[What the task asks]:
Search the records for "error". Copy every line where it appears.

── Data shown ──

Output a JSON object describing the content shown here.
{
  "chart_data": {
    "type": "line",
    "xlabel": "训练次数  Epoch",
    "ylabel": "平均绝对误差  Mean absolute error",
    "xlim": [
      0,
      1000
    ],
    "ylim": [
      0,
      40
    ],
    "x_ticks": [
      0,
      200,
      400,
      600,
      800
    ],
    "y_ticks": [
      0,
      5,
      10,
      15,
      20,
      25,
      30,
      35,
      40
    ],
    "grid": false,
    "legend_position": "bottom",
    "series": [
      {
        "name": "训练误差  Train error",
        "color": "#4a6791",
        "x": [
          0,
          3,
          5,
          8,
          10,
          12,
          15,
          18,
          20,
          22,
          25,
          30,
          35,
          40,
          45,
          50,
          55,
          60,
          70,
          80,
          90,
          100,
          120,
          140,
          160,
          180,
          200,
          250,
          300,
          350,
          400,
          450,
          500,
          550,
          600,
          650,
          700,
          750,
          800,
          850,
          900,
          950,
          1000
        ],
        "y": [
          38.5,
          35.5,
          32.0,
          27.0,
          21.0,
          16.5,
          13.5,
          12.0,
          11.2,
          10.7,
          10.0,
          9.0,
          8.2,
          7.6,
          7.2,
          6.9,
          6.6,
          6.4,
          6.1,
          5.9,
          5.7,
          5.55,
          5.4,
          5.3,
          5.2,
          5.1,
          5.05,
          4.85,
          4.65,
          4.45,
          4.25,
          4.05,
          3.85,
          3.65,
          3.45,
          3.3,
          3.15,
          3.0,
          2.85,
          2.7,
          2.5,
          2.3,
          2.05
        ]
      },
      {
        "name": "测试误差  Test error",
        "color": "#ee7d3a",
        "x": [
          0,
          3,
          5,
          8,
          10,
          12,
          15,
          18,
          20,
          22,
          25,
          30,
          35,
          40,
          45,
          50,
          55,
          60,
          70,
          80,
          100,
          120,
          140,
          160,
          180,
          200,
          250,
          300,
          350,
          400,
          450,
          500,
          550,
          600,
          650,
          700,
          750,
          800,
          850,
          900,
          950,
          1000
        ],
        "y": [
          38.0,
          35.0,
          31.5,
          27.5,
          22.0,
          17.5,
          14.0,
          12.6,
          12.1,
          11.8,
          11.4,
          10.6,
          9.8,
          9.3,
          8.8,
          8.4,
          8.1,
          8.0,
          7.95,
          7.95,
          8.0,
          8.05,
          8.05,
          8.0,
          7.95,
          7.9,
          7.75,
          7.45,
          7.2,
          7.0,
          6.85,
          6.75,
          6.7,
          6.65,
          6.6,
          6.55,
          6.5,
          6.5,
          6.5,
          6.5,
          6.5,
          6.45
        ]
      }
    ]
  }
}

───

[Exercise result]:
    "ylabel": "平均绝对误差  Mean absolute error",
        "name": "训练误差  Train error",
        "name": "测试误差  Test error",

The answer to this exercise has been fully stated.